Start of Records supplied

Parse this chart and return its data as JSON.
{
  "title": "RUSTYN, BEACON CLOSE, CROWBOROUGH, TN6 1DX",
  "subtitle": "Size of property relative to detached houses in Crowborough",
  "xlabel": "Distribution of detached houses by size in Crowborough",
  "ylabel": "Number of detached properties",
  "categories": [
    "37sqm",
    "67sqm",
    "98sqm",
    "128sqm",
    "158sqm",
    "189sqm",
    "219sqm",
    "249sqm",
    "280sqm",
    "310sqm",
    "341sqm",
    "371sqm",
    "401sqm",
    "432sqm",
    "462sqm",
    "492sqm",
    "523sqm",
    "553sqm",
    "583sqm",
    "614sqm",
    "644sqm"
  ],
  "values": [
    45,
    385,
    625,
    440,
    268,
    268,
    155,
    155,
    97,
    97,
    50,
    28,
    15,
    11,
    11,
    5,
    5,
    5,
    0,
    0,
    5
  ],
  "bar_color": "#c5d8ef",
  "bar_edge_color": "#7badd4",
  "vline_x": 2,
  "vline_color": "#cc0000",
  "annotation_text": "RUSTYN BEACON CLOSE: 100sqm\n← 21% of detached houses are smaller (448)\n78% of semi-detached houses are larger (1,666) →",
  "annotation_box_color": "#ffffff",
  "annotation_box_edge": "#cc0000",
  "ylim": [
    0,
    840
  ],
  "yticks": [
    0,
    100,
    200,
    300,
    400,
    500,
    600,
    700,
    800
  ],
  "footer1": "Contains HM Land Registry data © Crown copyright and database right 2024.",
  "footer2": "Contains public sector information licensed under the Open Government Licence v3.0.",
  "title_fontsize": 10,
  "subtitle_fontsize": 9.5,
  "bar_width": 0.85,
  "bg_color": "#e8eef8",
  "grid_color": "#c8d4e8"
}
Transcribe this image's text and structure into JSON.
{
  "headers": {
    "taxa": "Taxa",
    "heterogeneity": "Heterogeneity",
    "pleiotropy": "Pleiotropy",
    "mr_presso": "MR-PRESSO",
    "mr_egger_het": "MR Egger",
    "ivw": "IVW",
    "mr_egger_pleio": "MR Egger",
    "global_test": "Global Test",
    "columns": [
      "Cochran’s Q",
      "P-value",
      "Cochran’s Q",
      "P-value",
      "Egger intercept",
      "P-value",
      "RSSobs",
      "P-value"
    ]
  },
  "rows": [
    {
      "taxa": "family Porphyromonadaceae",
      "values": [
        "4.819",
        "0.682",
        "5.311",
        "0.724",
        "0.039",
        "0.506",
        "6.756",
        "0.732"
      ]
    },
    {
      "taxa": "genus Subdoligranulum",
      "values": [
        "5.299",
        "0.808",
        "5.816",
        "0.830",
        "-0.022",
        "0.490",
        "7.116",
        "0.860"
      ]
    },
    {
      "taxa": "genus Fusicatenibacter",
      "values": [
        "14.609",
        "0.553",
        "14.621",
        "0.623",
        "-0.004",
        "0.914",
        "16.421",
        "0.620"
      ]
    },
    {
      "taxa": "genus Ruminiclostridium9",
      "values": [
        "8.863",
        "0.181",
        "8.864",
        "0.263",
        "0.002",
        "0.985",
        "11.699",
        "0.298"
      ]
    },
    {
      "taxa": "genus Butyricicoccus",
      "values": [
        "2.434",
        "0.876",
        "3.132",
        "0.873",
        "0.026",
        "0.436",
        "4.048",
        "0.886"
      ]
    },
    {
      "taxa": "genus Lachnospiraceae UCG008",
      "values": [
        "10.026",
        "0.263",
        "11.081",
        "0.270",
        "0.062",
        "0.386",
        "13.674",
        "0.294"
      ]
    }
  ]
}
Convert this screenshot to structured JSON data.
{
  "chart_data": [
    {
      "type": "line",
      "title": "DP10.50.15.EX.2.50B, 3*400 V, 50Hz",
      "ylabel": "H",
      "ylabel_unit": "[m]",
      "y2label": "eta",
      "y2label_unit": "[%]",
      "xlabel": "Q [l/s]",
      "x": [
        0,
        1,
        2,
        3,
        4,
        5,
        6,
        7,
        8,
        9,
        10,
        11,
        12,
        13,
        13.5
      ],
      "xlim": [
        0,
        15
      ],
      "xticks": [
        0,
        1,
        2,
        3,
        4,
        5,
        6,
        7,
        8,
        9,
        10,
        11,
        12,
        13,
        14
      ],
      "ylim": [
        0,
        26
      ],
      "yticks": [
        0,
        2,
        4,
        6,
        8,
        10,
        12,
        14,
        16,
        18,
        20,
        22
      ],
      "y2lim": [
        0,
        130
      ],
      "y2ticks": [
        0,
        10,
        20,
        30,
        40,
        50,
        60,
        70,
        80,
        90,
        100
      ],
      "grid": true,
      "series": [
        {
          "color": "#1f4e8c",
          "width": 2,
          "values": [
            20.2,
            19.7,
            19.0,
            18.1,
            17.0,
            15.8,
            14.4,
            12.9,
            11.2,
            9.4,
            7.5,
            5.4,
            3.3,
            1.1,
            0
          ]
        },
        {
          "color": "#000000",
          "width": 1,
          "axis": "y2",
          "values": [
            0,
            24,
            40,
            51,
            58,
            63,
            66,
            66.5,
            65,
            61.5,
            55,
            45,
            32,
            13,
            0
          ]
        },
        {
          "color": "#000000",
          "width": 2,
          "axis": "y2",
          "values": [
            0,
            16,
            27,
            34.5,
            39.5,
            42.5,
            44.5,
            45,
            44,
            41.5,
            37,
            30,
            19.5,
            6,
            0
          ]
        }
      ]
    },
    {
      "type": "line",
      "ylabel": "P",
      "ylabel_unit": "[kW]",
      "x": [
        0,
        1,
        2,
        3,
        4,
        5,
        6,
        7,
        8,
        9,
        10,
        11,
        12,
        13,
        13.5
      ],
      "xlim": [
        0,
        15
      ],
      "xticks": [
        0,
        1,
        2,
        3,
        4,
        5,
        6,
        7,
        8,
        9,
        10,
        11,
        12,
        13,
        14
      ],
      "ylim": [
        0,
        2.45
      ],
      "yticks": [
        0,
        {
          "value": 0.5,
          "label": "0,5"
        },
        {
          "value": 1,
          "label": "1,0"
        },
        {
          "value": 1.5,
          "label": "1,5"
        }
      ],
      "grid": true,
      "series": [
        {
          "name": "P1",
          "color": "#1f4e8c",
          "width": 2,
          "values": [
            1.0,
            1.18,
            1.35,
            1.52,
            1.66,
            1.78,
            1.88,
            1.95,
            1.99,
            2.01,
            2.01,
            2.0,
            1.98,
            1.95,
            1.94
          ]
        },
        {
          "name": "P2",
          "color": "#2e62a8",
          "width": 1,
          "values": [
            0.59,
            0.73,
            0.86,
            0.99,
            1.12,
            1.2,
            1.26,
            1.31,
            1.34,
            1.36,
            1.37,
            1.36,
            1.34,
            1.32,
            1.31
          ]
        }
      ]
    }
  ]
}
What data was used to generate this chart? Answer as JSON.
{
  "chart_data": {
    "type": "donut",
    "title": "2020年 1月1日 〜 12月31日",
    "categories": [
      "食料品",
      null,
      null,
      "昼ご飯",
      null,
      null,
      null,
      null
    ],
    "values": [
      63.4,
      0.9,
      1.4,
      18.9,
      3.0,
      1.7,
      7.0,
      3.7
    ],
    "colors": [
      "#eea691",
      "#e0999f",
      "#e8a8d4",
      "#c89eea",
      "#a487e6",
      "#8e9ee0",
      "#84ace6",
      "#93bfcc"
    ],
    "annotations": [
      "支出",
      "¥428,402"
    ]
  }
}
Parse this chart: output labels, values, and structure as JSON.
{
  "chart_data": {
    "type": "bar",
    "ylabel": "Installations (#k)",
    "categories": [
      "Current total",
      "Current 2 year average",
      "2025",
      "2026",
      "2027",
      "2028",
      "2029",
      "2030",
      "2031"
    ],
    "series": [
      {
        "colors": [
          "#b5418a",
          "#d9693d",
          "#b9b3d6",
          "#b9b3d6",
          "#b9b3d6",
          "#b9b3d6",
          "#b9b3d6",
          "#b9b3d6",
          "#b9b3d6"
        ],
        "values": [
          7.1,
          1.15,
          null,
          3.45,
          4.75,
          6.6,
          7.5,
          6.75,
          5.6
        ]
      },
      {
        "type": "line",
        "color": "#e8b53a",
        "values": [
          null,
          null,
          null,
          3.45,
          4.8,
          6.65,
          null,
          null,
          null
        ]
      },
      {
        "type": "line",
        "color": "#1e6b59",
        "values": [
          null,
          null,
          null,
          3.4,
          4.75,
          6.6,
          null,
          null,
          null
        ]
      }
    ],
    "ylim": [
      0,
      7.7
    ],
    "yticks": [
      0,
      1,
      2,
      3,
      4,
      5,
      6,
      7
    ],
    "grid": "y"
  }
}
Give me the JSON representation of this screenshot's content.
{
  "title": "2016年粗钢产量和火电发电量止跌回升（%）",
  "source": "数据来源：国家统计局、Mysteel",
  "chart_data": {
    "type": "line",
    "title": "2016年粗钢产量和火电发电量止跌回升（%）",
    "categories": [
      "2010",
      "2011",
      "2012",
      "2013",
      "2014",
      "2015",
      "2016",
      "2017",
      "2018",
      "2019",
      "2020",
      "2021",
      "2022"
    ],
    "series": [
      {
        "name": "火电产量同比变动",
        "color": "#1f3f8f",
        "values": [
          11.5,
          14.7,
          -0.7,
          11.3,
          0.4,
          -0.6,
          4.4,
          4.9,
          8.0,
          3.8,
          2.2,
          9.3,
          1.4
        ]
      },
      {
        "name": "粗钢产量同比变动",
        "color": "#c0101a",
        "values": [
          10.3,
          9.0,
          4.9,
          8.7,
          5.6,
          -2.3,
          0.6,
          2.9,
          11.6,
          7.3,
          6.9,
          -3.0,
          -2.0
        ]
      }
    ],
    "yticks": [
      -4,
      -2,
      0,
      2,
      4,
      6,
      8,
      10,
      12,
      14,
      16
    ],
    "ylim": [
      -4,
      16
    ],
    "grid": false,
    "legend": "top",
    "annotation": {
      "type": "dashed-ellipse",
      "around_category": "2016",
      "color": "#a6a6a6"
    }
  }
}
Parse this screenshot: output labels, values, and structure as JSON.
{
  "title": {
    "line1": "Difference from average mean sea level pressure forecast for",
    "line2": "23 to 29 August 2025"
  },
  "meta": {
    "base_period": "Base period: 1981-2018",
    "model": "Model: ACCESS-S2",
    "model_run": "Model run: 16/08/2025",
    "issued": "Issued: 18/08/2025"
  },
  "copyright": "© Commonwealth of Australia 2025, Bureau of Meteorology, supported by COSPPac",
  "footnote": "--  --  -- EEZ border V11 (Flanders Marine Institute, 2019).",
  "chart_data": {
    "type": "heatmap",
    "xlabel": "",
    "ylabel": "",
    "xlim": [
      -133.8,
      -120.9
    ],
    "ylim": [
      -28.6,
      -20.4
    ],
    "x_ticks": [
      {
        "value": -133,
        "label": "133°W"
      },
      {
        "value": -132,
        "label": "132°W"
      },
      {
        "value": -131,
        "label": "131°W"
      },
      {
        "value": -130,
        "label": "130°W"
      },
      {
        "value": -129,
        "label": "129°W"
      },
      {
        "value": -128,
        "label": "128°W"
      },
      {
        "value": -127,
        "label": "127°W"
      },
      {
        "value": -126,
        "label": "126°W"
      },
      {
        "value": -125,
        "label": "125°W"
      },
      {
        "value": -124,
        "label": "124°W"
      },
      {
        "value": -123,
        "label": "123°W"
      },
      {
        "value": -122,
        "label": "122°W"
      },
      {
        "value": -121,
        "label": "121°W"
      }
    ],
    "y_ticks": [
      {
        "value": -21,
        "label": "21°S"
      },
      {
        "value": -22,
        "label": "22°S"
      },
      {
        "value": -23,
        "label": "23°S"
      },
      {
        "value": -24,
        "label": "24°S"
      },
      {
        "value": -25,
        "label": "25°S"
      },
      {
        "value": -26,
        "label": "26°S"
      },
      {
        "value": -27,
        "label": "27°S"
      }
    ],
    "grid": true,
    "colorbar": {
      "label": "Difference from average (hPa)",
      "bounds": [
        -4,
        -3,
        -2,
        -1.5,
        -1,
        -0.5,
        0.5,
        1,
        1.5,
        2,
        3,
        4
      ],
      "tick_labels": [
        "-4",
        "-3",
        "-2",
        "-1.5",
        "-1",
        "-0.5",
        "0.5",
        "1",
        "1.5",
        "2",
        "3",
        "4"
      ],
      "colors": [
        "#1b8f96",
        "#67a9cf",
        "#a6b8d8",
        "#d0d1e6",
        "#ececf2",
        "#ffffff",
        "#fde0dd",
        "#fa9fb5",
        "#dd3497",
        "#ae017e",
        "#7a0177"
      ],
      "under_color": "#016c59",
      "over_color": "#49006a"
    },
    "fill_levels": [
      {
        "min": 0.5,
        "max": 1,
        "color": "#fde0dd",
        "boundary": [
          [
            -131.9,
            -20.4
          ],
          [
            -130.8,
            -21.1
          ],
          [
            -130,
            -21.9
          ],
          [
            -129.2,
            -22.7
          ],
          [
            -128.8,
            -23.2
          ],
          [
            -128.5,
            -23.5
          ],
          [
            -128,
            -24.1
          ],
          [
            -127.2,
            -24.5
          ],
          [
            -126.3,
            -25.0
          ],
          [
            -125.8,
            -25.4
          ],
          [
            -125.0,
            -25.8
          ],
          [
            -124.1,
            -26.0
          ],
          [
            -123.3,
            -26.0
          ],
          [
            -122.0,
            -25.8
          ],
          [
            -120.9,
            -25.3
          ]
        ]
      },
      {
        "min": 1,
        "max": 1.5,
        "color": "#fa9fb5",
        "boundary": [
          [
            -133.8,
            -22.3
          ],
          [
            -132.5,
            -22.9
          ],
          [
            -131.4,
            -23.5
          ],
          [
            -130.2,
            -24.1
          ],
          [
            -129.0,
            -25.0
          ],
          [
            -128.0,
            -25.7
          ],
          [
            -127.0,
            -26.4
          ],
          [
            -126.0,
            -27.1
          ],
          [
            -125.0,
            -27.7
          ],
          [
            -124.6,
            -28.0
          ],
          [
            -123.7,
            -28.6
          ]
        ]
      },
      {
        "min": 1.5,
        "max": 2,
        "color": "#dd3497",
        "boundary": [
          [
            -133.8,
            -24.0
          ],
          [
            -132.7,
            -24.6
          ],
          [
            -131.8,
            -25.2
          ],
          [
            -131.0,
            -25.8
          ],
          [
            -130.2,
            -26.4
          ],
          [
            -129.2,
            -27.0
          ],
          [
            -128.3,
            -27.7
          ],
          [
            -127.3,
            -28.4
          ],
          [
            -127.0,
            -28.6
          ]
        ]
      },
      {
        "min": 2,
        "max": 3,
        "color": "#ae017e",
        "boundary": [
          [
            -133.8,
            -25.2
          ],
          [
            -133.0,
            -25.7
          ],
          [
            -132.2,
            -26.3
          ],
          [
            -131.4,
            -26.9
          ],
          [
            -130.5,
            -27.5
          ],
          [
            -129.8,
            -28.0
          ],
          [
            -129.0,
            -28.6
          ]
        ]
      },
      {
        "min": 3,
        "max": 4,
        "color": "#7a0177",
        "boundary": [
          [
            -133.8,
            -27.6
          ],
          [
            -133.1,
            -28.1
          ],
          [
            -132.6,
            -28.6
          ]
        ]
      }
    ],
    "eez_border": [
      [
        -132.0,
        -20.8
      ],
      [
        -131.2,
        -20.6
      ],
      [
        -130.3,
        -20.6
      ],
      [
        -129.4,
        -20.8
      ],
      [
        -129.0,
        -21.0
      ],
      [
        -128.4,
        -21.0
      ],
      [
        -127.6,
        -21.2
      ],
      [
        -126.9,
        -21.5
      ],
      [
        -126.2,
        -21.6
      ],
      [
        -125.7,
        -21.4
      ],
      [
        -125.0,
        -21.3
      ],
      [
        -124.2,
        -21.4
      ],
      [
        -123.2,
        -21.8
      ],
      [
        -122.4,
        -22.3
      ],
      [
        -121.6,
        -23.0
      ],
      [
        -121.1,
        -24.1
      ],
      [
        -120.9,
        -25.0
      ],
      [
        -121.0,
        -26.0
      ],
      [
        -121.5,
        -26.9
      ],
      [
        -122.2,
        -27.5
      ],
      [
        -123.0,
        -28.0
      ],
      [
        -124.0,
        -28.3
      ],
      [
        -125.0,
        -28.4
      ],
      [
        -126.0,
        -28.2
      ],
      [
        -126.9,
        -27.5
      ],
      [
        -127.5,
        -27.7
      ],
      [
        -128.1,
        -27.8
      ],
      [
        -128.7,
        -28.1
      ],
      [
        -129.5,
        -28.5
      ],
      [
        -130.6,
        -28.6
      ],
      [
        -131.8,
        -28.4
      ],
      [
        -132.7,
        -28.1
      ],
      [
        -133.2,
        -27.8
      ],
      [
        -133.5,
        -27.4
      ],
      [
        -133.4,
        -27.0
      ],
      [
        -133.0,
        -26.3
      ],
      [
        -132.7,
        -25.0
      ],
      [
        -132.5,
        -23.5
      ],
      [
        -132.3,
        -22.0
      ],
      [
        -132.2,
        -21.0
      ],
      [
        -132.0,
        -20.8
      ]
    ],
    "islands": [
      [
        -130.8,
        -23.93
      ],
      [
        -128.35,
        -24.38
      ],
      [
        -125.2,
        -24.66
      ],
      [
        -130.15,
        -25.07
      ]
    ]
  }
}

End of Records supplied

Copy each line above where the string "BEACON" occurs.

**The reply**
  "title": "RUSTYN, BEACON CLOSE, CROWBOROUGH, TN6 1DX",
  "annotation_text": "RUSTYN BEACON CLOSE: 100sqm\n← 21% of detached houses are smaller (448)\n78% of semi-detached houses are larger (1,666) →",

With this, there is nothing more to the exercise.